> **What is asked**: Copy out all lines in the data below containing the string "Jahresverlauf".

[Records that describe figures]
+++++

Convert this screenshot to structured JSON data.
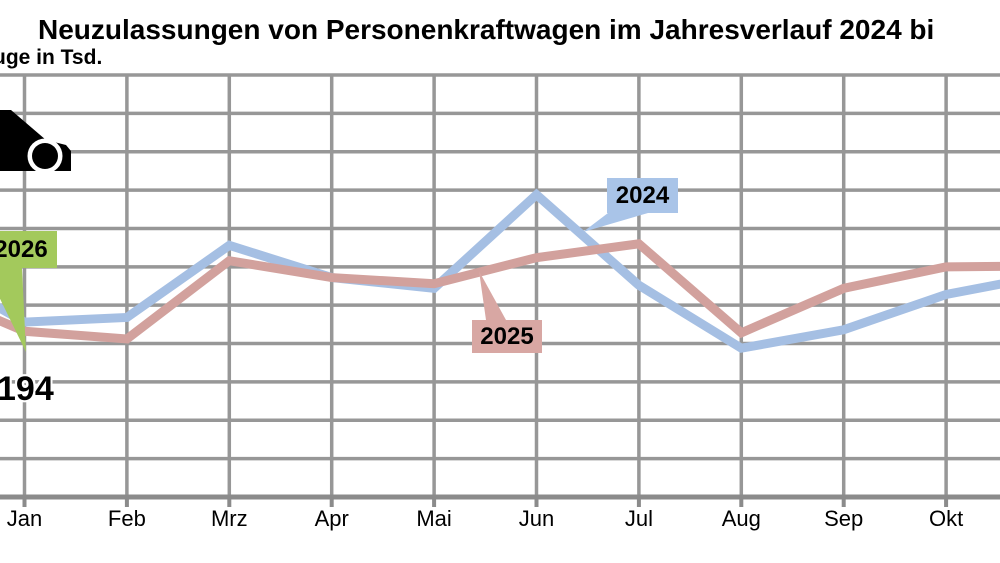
{
  "title": "Neuzulassungen von Personenkraftwagen im Jahresverlauf 2024 bi",
  "subtitle": "uge in Tsd.",
  "annotations": {
    "jan_2026_value": "194"
  },
  "labels": {
    "y2024": "2024",
    "y2025": "2025",
    "y2026": "2026"
  },
  "colors": {
    "accent2024": "#a9c4e8",
    "accent2025": "#d8a7a3",
    "accent2026": "#a3c95c",
    "line2024": "#a5bfe3",
    "line2025": "#d2a19d",
    "grid": "#979797",
    "axis": "#8b8b8b",
    "text": "#000000"
  },
  "chart_data": {
    "type": "line",
    "title": "Neuzulassungen von Personenkraftwagen im Jahresverlauf 2024 bi",
    "ylabel": "uge in Tsd.",
    "categories": [
      "Jan",
      "Feb",
      "Mrz",
      "Apr",
      "Mai",
      "Jun",
      "Jul",
      "Aug",
      "Sep",
      "Okt"
    ],
    "series": [
      {
        "name": "2024",
        "color": "#a5bfe3",
        "values": [
          214,
          217,
          264,
          243,
          236,
          297,
          238,
          197,
          209,
          232
        ]
      },
      {
        "name": "2025",
        "color": "#d2a19d",
        "values": [
          208,
          203,
          254,
          243,
          239,
          256,
          265,
          207,
          236,
          250
        ]
      },
      {
        "name": "2026",
        "color": "#a3c95c",
        "values": [
          194
        ]
      }
    ],
    "unit": "Tsd.",
    "ylim": [
      100,
      375
    ],
    "grid_step": 25,
    "grid": "on",
    "legend_position": "inline-callout-boxes",
    "annotation": {
      "series": "2026",
      "category": "Jan",
      "text": "194"
    }
  }
}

+++++

> **Finished task**:
  "title": "Neuzulassungen von Personenkraftwagen im Jahresverlauf 2024 bi",
    "title": "Neuzulassungen von Personenkraftwagen im Jahresverlauf 2024 bi",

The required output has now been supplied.